(begin)

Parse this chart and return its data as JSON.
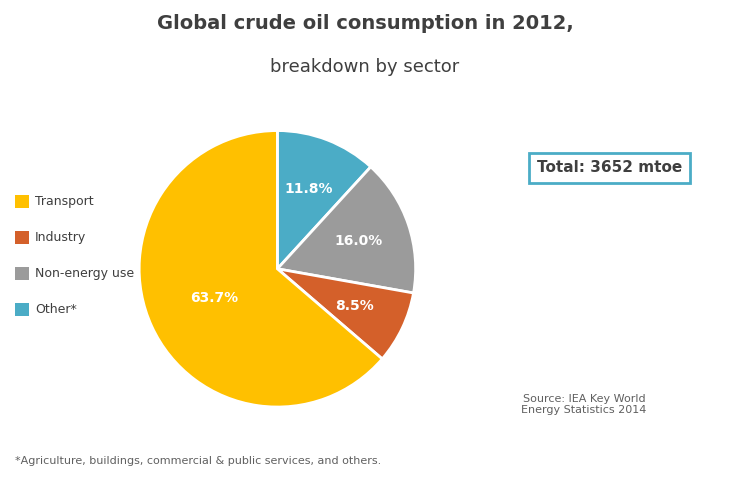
{
  "title_line1": "Global crude oil consumption in 2012,",
  "title_line2": "breakdown by sector",
  "sectors": [
    "Transport",
    "Industry",
    "Non-energy use",
    "Other*"
  ],
  "values": [
    63.7,
    8.5,
    16.0,
    11.8
  ],
  "colors": [
    "#FFC000",
    "#D4602A",
    "#9B9B9B",
    "#4BACC6"
  ],
  "labels": [
    "63.7%",
    "8.5%",
    "16.0%",
    "11.8%"
  ],
  "legend_colors": [
    "#FFC000",
    "#D4602A",
    "#9B9B9B",
    "#4BACC6"
  ],
  "total_label": "Total: 3652 mtoe",
  "source_text": "Source: IEA Key World\nEnergy Statistics 2014",
  "footnote": "*Agriculture, buildings, commercial & public services, and others.",
  "background_color": "#FFFFFF"
}
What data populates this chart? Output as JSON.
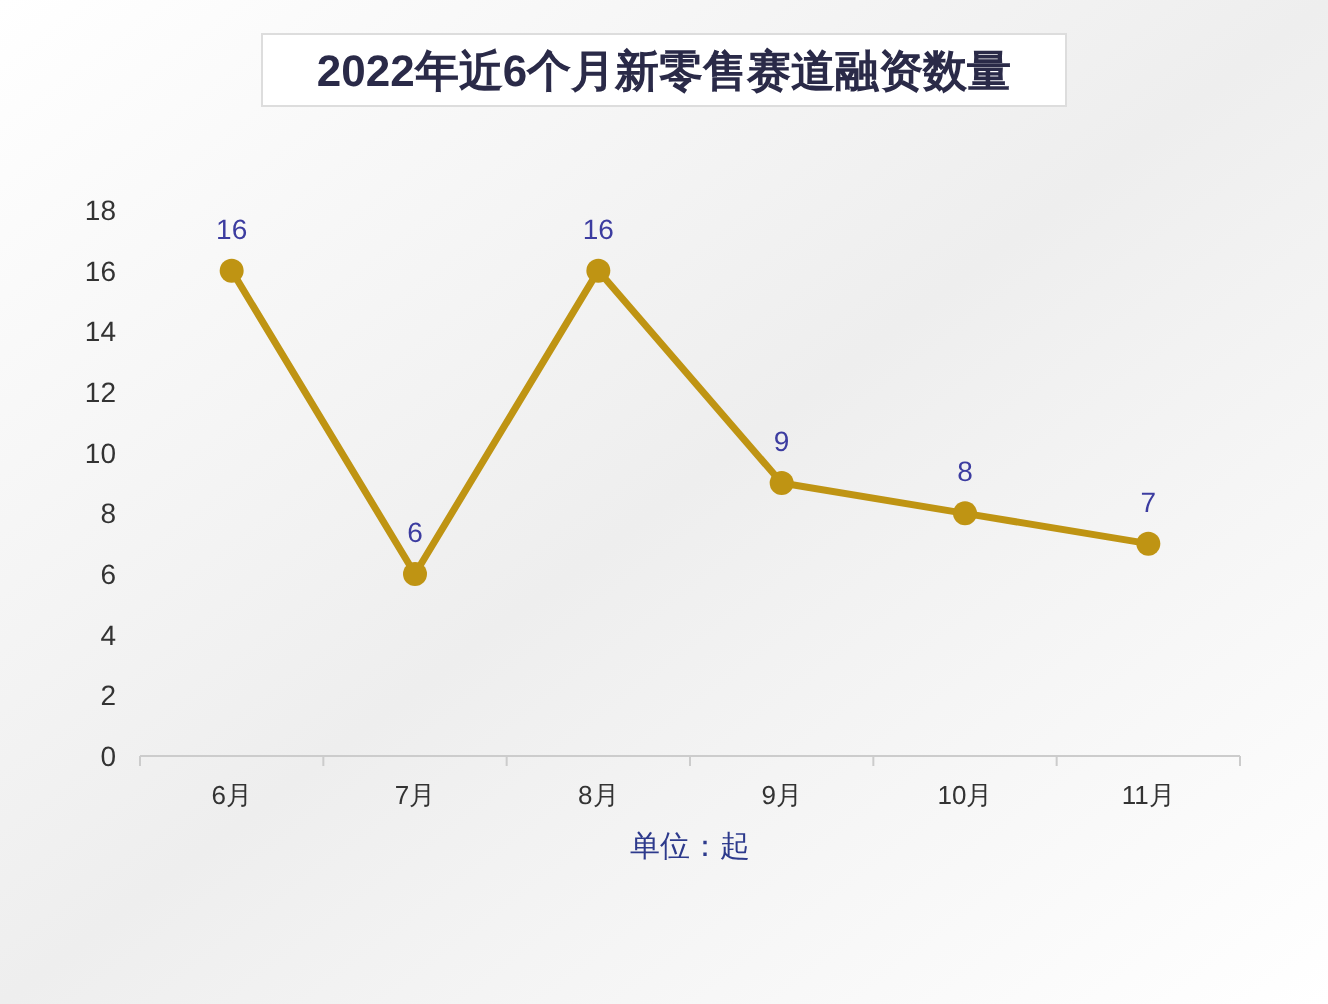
{
  "chart_data": {
    "type": "line",
    "title": "2022年近6个月新零售赛道融资数量",
    "xlabel": "单位：起",
    "categories": [
      "6月",
      "7月",
      "8月",
      "9月",
      "10月",
      "11月"
    ],
    "series": [
      {
        "color": "#bf9413",
        "values": [
          16,
          6,
          16,
          9,
          8,
          7
        ]
      }
    ],
    "ylim": [
      0,
      18
    ],
    "yticks": [
      0,
      2,
      4,
      6,
      8,
      10,
      12,
      14,
      16,
      18
    ],
    "data_labels": true,
    "marker": "circle",
    "line_style": "solid",
    "grid": false
  }
}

(end)

### Goal
In the records above, locate the line with "What data populates"; output it and each line after it through the last one, exactly, omitting pictures.

### Result below
What data populates this chart? Output as JSON.
{
  "chart_data": {
    "type": "line",
    "title": "2022年近6个月新零售赛道融资数量",
    "xlabel": "单位：起",
    "categories": [
      "6月",
      "7月",
      "8月",
      "9月",
      "10月",
      "11月"
    ],
    "series": [
      {
        "color": "#bf9413",
        "values": [
          16,
          6,
          16,
          9,
          8,
          7
        ]
      }
    ],
    "ylim": [
      0,
      18
    ],
    "yticks": [
      0,
      2,
      4,
      6,
      8,
      10,
      12,
      14,
      16,
      18
    ],
    "data_labels": true,
    "marker": "circle",
    "line_style": "solid",
    "grid": false
  }
}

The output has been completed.